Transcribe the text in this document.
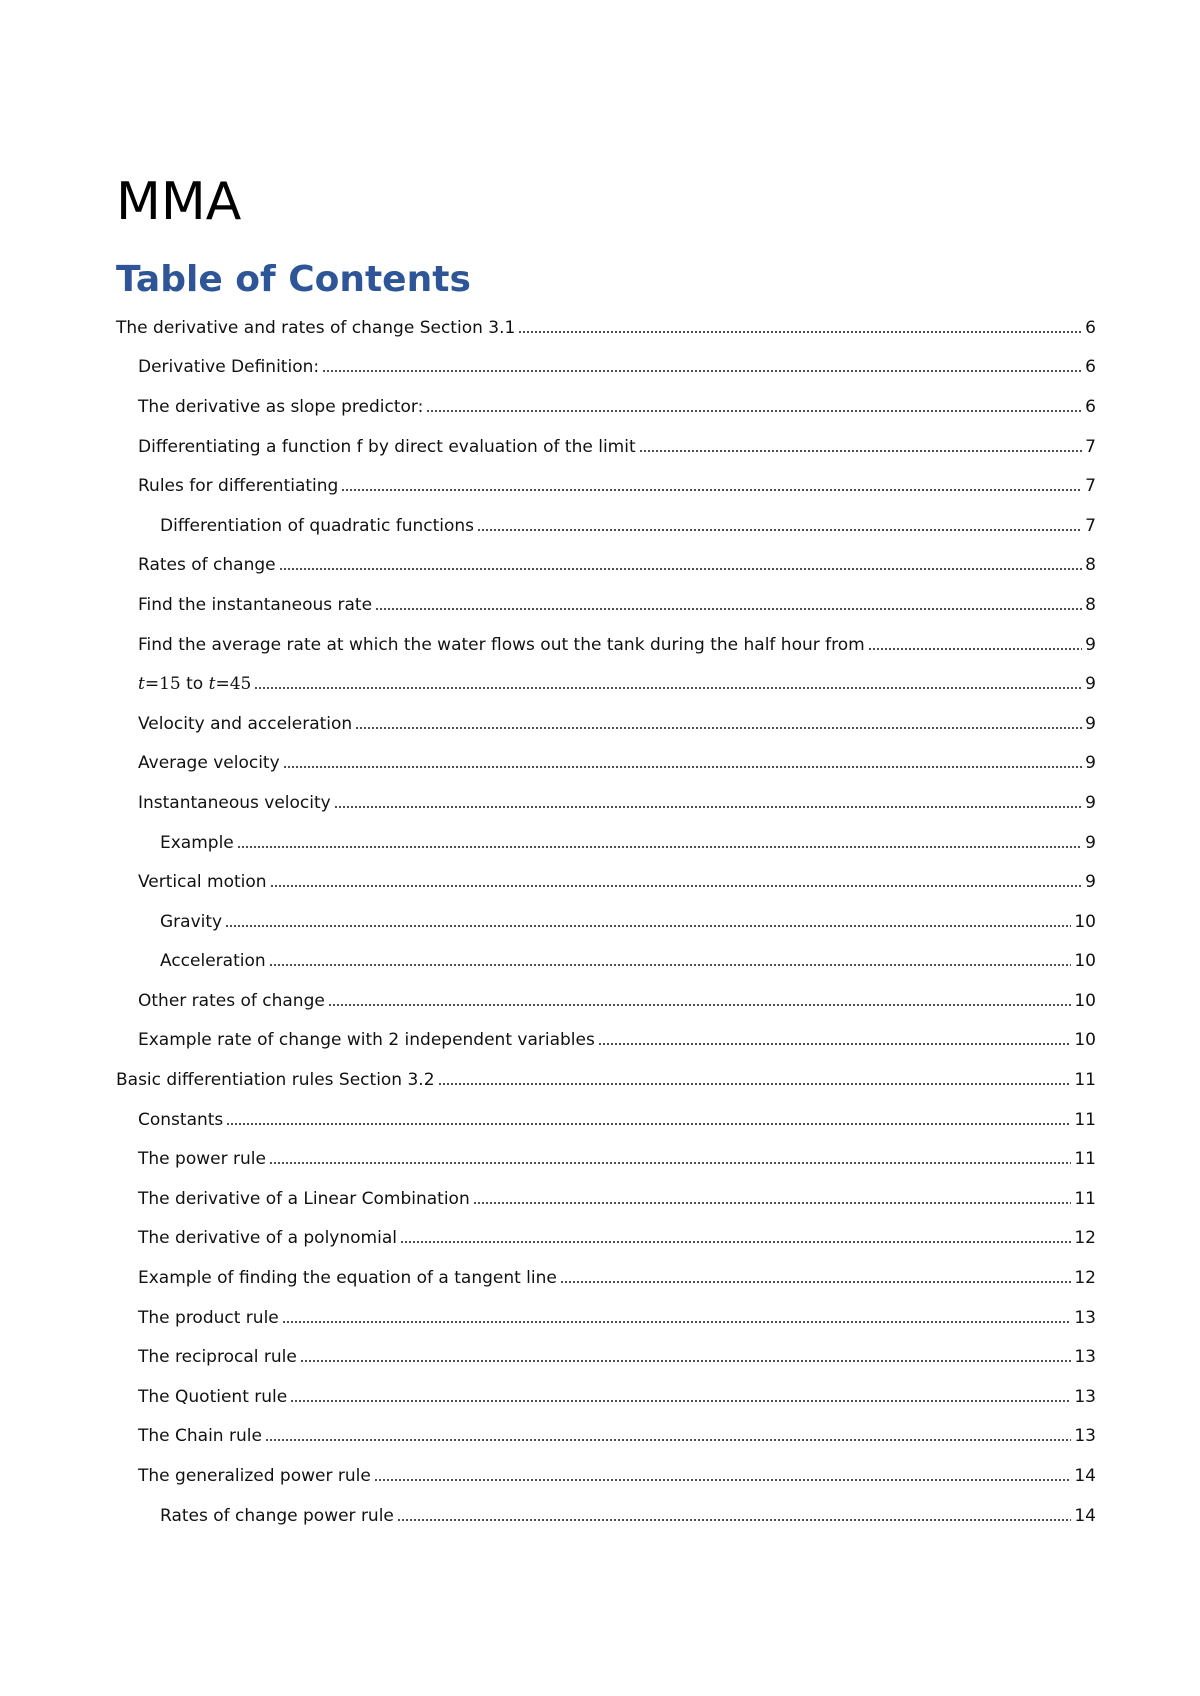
MMA
Table of Contents
The derivative and rates of change Section 3.1	6
Derivative Definition:	6
The derivative as slope predictor:	6
Differentiating a function f by direct evaluation of the limit	7
Rules for differentiating	7
Differentiation of quadratic functions	7
Rates of change	8
Find the instantaneous rate	8
Find the average rate at which the water flows out the tank during the half hour from	9
t=15 to t=45	9
Velocity and acceleration	9
Average velocity	9
Instantaneous velocity	9
Example	9
Vertical motion	9
Gravity	10
Acceleration	10
Other rates of change	10
Example rate of change with 2 independent variables	10
Basic differentiation rules Section 3.2	11
Constants	11
The power rule	11
The derivative of a Linear Combination	11
The derivative of a polynomial	12
Example of finding the equation of a tangent line	12
The product rule	13
The reciprocal rule	13
The Quotient rule	13
The Chain rule	13
The generalized power rule	14
Rates of change power rule	14
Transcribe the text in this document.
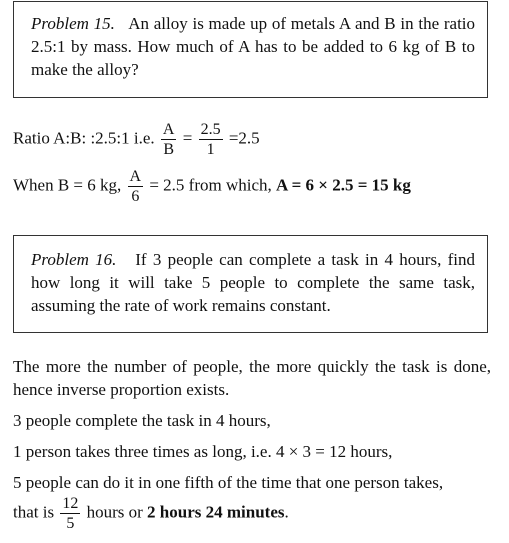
Problem 15. An alloy is made up of metals A and B in the ratio 2.5:1 by mass. How much of A has to be added to 6 kg of B to make the alloy?

Ratio A:B: :2.5:1 i.e. $\frac{A}{B} = \frac{2.5}{1} =2.5$
When B = 6 kg, $\frac{A}{6} = 2.5$ from which, A = 6 × 2.5 = 15 kg

Problem 16. If 3 people can complete a task in 4 hours, find how long it will take 5 people to complete the same task, assuming the rate of work remains constant.

The more the number of people, the more quickly the task is done, hence inverse proportion exists.

3 people complete the task in 4 hours,

1 person takes three times as long, i.e. 4 × 3 = 12 hours,

5 people can do it in one fifth of the time that one person takes,

that is $\frac{12}{5}$ hours or 2 hours 24 minutes.
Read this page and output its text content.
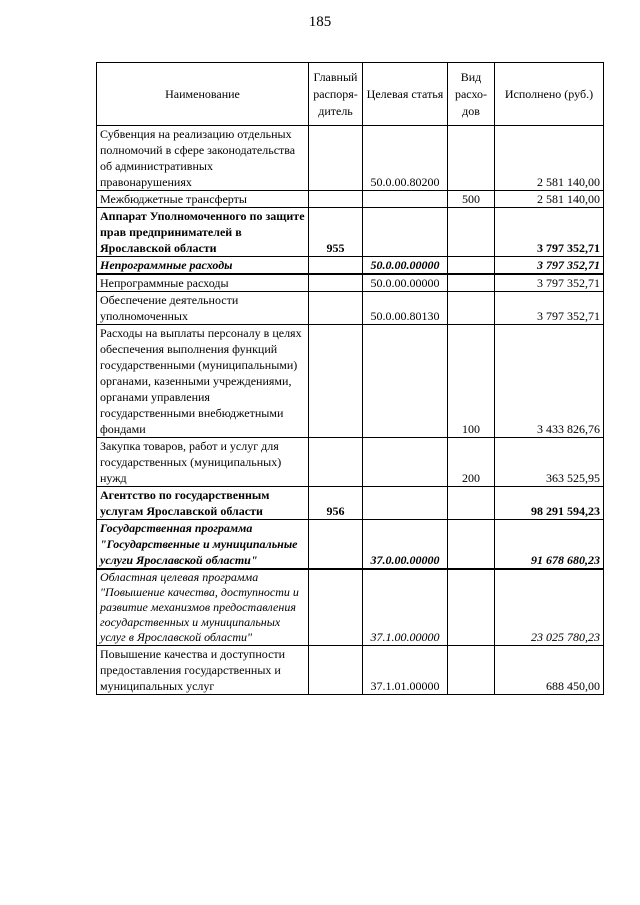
185
Наименование	Главный распоря-дитель	Целевая статья	Вид расхо-дов	Исполнено (руб.)
Субвенция на реализацию отдельных полномочий в сфере законодательства об административных правонарушениях		50.0.00.80200		2 581 140,00
Межбюджетные трансферты			500	2 581 140,00
Аппарат Уполномоченного по защите прав предпринимателей в Ярославской области	955			3 797 352,71
Непрограммные расходы		50.0.00.00000		3 797 352,71
Непрограммные расходы		50.0.00.00000		3 797 352,71
Обеспечение деятельности уполномоченных		50.0.00.80130		3 797 352,71
Расходы на выплаты персоналу в целях обеспечения выполнения функций государственными (муниципальными) органами, казенными учреждениями, органами управления государственными внебюджетными фондами			100	3 433 826,76
Закупка товаров, работ и услуг для государственных (муниципальных) нужд			200	363 525,95
Агентство по государственным услугам Ярославской области	956			98 291 594,23
Государственная программа "Государственные и муниципальные услуги Ярославской области"		37.0.00.00000		91 678 680,23
Областная целевая программа "Повышение качества, доступности и развитие механизмов предоставления государственных и муниципальных услуг в Ярославской области"		37.1.00.00000		23 025 780,23
Повышение качества и доступности предоставления государственных и муниципальных услуг		37.1.01.00000		688 450,00
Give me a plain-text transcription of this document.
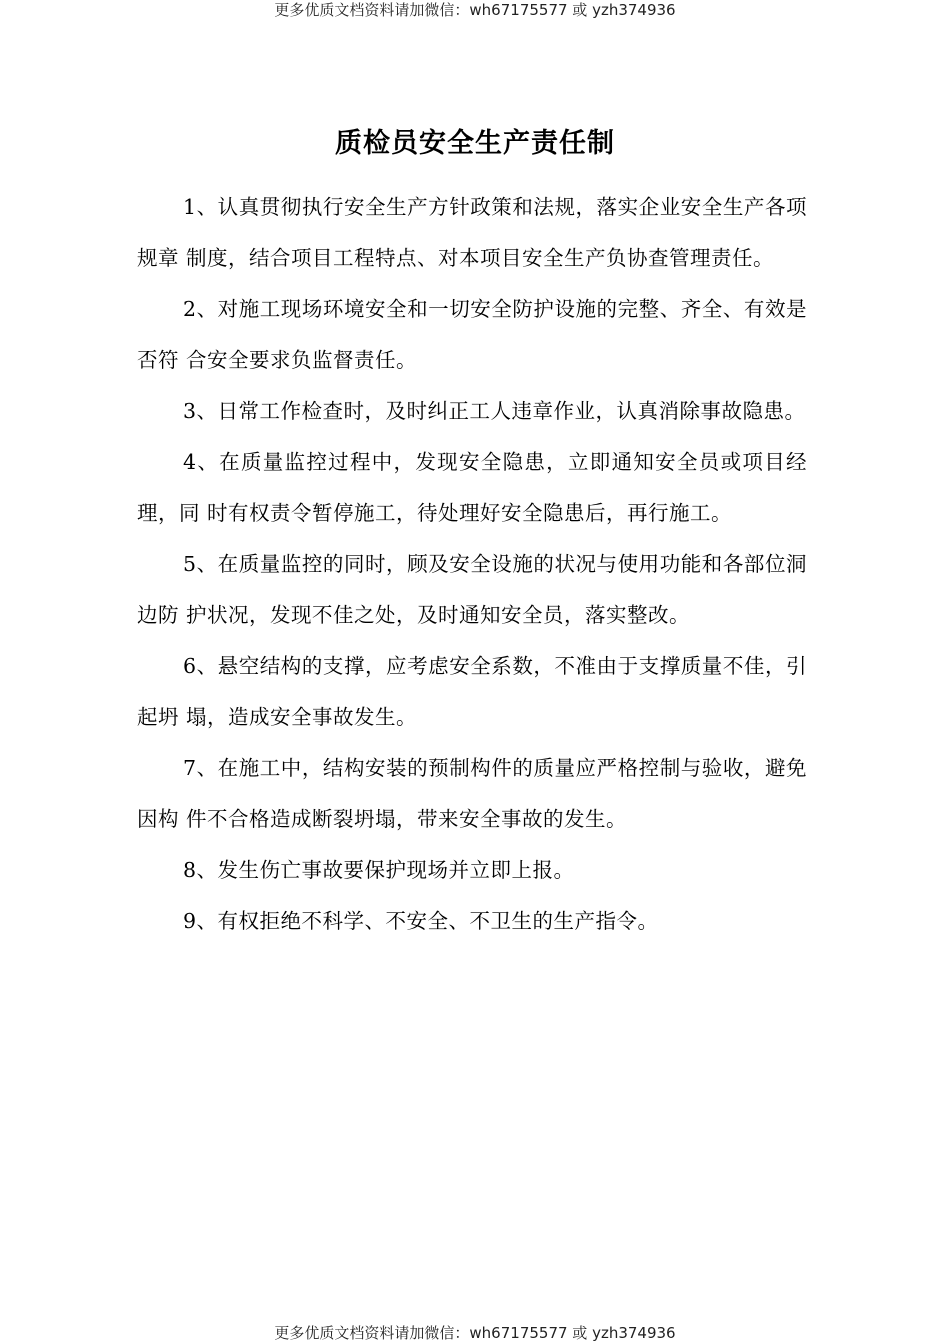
更多优质文档资料请加微信：wh67175577 或 yzh374936
质检员安全生产责任制

1、认真贯彻执行安全生产方针政策和法规，落实企业安全生产各项规章 制度，结合项目工程特点、对本项目安全生产负协查管理责任。

2、对施工现场环境安全和一切安全防护设施的完整、齐全、有效是否符 合安全要求负监督责任。

3、日常工作检查时，及时纠正工人违章作业，认真消除事故隐患。

4、在质量监控过程中，发现安全隐患，立即通知安全员或项目经理，同 时有权责令暂停施工，待处理好安全隐患后，再行施工。

5、在质量监控的同时，顾及安全设施的状况与使用功能和各部位洞边防 护状况，发现不佳之处，及时通知安全员，落实整改。

6、悬空结构的支撑，应考虑安全系数，不准由于支撑质量不佳，引起坍 塌，造成安全事故发生。

7、在施工中，结构安装的预制构件的质量应严格控制与验收，避免因构 件不合格造成断裂坍塌，带来安全事故的发生。

8、发生伤亡事故要保护现场并立即上报。

9、有权拒绝不科学、不安全、不卫生的生产指令。

更多优质文档资料请加微信：wh67175577 或 yzh374936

# [Exercise]
Copy out the entries verbatim and leave the images out.

# [Solution]
Transcribe the text in this document.
MMA
Table of Contents
The derivative and rates of change Section 3.1	6
Derivative Definition:	6
The derivative as slope predictor:	6
Differentiating a function f by direct evaluation of the limit	7
Rules for differentiating	7
Differentiation of quadratic functions	7
Rates of change	8
Find the instantaneous rate	8
Find the average rate at which the water flows out the tank during the half hour from	9
t=15 to t=45	9
Velocity and acceleration	9
Average velocity	9
Instantaneous velocity	9
Example	9
Vertical motion	9
Gravity	10
Acceleration	10
Other rates of change	10
Example rate of change with 2 independent variables	10
Basic differentiation rules Section 3.2	11
Constants	11
The power rule	11
The derivative of a Linear Combination	11
The derivative of a polynomial	12
Example of finding the equation of a tangent line	12
The product rule	13
The reciprocal rule	13
The Quotient rule	13
The Chain rule	13
The generalized power rule	14
Rates of change power rule	14
Transcribe the text in this document.
Problem 15. An alloy is made up of metals A and B in the ratio 2.5:1 by mass. How much of A has to be added to 6 kg of B to make the alloy?

Ratio A:B: :2.5:1 i.e. $\frac{A}{B} = \frac{2.5}{1} =2.5$
When B = 6 kg, $\frac{A}{6} = 2.5$ from which, A = 6 × 2.5 = 15 kg

Problem 16. If 3 people can complete a task in 4 hours, find how long it will take 5 people to complete the same task, assuming the rate of work remains constant.

The more the number of people, the more quickly the task is done, hence inverse proportion exists.

3 people complete the task in 4 hours,

1 person takes three times as long, i.e. 4 × 3 = 12 hours,

5 people can do it in one fifth of the time that one person takes,

that is $\frac{12}{5}$ hours or 2 hours 24 minutes.
Read this page and output its text content.
185
Наименование	Главный распоря-дитель	Целевая статья	Вид расхо-дов	Исполнено (руб.)
Субвенция на реализацию отдельных полномочий в сфере законодательства об административных правонарушениях		50.0.00.80200		2 581 140,00
Межбюджетные трансферты			500	2 581 140,00
Аппарат Уполномоченного по защите прав предпринимателей в Ярославской области	955			3 797 352,71
Непрограммные расходы		50.0.00.00000		3 797 352,71
Непрограммные расходы		50.0.00.00000		3 797 352,71
Обеспечение деятельности уполномоченных		50.0.00.80130		3 797 352,71
Расходы на выплаты персоналу в целях обеспечения выполнения функций государственными (муниципальными) органами, казенными учреждениями, органами управления государственными внебюджетными фондами			100	3 433 826,76
Закупка товаров, работ и услуг для государственных (муниципальных) нужд			200	363 525,95
Агентство по государственным услугам Ярославской области	956			98 291 594,23
Государственная программа "Государственные и муниципальные услуги Ярославской области"		37.0.00.00000		91 678 680,23
Областная целевая программа "Повышение качества, доступности и развитие механизмов предоставления государственных и муниципальных услуг в Ярославской области"		37.1.00.00000		23 025 780,23
Повышение качества и доступности предоставления государственных и муниципальных услуг		37.1.01.00000		688 450,00
Give me a plain-text transcription of this document.
更多优质文档资料请加微信：wh67175577 或 yzh374936
质检员安全生产责任制

1、认真贯彻执行安全生产方针政策和法规，落实企业安全生产各项规章 制度，结合项目工程特点、对本项目安全生产负协查管理责任。

2、对施工现场环境安全和一切安全防护设施的完整、齐全、有效是否符 合安全要求负监督责任。

3、日常工作检查时，及时纠正工人违章作业，认真消除事故隐患。

4、在质量监控过程中，发现安全隐患，立即通知安全员或项目经理，同 时有权责令暂停施工，待处理好安全隐患后，再行施工。

5、在质量监控的同时，顾及安全设施的状况与使用功能和各部位洞边防 护状况，发现不佳之处，及时通知安全员，落实整改。

6、悬空结构的支撑，应考虑安全系数，不准由于支撑质量不佳，引起坍 塌，造成安全事故发生。

7、在施工中，结构安装的预制构件的质量应严格控制与验收，避免因构 件不合格造成断裂坍塌，带来安全事故的发生。

8、发生伤亡事故要保护现场并立即上报。

9、有权拒绝不科学、不安全、不卫生的生产指令。

更多优质文档资料请加微信：wh67175577 或 yzh374936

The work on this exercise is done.